**Material shown:**
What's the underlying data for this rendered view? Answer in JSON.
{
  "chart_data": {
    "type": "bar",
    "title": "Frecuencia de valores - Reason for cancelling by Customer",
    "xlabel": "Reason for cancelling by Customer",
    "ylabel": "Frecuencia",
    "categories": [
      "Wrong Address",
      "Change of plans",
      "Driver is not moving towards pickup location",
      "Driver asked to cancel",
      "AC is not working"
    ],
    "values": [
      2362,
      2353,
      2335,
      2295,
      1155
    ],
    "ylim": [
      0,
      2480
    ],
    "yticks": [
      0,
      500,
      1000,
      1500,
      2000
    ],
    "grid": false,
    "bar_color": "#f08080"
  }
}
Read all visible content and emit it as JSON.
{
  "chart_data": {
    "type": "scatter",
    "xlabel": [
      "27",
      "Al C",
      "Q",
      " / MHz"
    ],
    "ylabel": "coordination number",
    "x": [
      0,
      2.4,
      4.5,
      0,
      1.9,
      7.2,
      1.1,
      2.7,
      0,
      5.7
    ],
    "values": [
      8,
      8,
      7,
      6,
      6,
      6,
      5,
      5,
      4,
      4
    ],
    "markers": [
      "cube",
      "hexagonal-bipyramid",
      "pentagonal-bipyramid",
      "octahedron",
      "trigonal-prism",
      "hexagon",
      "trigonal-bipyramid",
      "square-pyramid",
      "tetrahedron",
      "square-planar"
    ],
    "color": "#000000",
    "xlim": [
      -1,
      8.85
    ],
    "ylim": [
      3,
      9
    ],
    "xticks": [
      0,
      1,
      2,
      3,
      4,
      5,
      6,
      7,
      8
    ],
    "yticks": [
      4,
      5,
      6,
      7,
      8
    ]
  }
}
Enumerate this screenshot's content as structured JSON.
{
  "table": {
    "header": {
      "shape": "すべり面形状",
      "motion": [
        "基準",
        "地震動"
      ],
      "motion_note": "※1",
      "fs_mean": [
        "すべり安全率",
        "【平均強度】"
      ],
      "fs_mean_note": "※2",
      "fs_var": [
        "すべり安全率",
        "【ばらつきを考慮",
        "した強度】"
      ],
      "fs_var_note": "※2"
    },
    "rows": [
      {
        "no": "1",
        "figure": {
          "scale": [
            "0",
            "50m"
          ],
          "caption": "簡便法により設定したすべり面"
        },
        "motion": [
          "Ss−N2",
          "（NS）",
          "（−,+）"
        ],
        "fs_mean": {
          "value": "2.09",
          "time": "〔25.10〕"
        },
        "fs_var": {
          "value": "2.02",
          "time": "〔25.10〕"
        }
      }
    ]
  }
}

**What you have to do:**
Reproduce the material in full, with no word added or dropped.

**Response to the exercise:**
What's the underlying data for this rendered view? Answer in JSON.
{
  "chart_data": {
    "type": "bar",
    "title": "Frecuencia de valores - Reason for cancelling by Customer",
    "xlabel": "Reason for cancelling by Customer",
    "ylabel": "Frecuencia",
    "categories": [
      "Wrong Address",
      "Change of plans",
      "Driver is not moving towards pickup location",
      "Driver asked to cancel",
      "AC is not working"
    ],
    "values": [
      2362,
      2353,
      2335,
      2295,
      1155
    ],
    "ylim": [
      0,
      2480
    ],
    "yticks": [
      0,
      500,
      1000,
      1500,
      2000
    ],
    "grid": false,
    "bar_color": "#f08080"
  }
}
Read all visible content and emit it as JSON.
{
  "chart_data": {
    "type": "scatter",
    "xlabel": [
      "27",
      "Al C",
      "Q",
      " / MHz"
    ],
    "ylabel": "coordination number",
    "x": [
      0,
      2.4,
      4.5,
      0,
      1.9,
      7.2,
      1.1,
      2.7,
      0,
      5.7
    ],
    "values": [
      8,
      8,
      7,
      6,
      6,
      6,
      5,
      5,
      4,
      4
    ],
    "markers": [
      "cube",
      "hexagonal-bipyramid",
      "pentagonal-bipyramid",
      "octahedron",
      "trigonal-prism",
      "hexagon",
      "trigonal-bipyramid",
      "square-pyramid",
      "tetrahedron",
      "square-planar"
    ],
    "color": "#000000",
    "xlim": [
      -1,
      8.85
    ],
    "ylim": [
      3,
      9
    ],
    "xticks": [
      0,
      1,
      2,
      3,
      4,
      5,
      6,
      7,
      8
    ],
    "yticks": [
      4,
      5,
      6,
      7,
      8
    ]
  }
}
Enumerate this screenshot's content as structured JSON.
{
  "table": {
    "header": {
      "shape": "すべり面形状",
      "motion": [
        "基準",
        "地震動"
      ],
      "motion_note": "※1",
      "fs_mean": [
        "すべり安全率",
        "【平均強度】"
      ],
      "fs_mean_note": "※2",
      "fs_var": [
        "すべり安全率",
        "【ばらつきを考慮",
        "した強度】"
      ],
      "fs_var_note": "※2"
    },
    "rows": [
      {
        "no": "1",
        "figure": {
          "scale": [
            "0",
            "50m"
          ],
          "caption": "簡便法により設定したすべり面"
        },
        "motion": [
          "Ss−N2",
          "（NS）",
          "（−,+）"
        ],
        "fs_mean": {
          "value": "2.09",
          "time": "〔25.10〕"
        },
        "fs_var": {
          "value": "2.02",
          "time": "〔25.10〕"
        }
      }
    ]
  }
}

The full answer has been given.